## [YOUR OBJECTIVE]
What follows are records. Restate all of them word for word.

## [RECORD LIST]
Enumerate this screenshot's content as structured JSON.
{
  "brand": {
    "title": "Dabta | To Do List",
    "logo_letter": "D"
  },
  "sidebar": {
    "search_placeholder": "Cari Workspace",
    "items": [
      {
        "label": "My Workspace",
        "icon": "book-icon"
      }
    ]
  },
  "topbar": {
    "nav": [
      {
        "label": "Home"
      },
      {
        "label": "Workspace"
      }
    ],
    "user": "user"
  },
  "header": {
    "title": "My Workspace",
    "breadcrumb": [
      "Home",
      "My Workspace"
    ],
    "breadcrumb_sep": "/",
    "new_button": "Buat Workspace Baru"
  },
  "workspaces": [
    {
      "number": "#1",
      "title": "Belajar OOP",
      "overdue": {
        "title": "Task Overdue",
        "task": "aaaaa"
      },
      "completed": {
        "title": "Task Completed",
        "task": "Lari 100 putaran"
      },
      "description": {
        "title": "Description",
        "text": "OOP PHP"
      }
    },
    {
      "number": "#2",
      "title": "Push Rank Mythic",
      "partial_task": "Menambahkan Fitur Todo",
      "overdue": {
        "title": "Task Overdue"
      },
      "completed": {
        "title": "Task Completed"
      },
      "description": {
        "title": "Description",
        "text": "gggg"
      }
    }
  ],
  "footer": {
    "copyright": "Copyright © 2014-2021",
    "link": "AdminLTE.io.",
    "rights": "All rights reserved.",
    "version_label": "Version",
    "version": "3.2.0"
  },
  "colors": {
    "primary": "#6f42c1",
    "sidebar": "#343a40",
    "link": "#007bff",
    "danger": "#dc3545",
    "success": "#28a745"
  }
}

## [EXERCISE SOLUTION]
Enumerate this screenshot's content as structured JSON.
{
  "brand": {
    "title": "Dabta | To Do List",
    "logo_letter": "D"
  },
  "sidebar": {
    "search_placeholder": "Cari Workspace",
    "items": [
      {
        "label": "My Workspace",
        "icon": "book-icon"
      }
    ]
  },
  "topbar": {
    "nav": [
      {
        "label": "Home"
      },
      {
        "label": "Workspace"
      }
    ],
    "user": "user"
  },
  "header": {
    "title": "My Workspace",
    "breadcrumb": [
      "Home",
      "My Workspace"
    ],
    "breadcrumb_sep": "/",
    "new_button": "Buat Workspace Baru"
  },
  "workspaces": [
    {
      "number": "#1",
      "title": "Belajar OOP",
      "overdue": {
        "title": "Task Overdue",
        "task": "aaaaa"
      },
      "completed": {
        "title": "Task Completed",
        "task": "Lari 100 putaran"
      },
      "description": {
        "title": "Description",
        "text": "OOP PHP"
      }
    },
    {
      "number": "#2",
      "title": "Push Rank Mythic",
      "partial_task": "Menambahkan Fitur Todo",
      "overdue": {
        "title": "Task Overdue"
      },
      "completed": {
        "title": "Task Completed"
      },
      "description": {
        "title": "Description",
        "text": "gggg"
      }
    }
  ],
  "footer": {
    "copyright": "Copyright © 2014-2021",
    "link": "AdminLTE.io.",
    "rights": "All rights reserved.",
    "version_label": "Version",
    "version": "3.2.0"
  },
  "colors": {
    "primary": "#6f42c1",
    "sidebar": "#343a40",
    "link": "#007bff",
    "danger": "#dc3545",
    "success": "#28a745"
  }
}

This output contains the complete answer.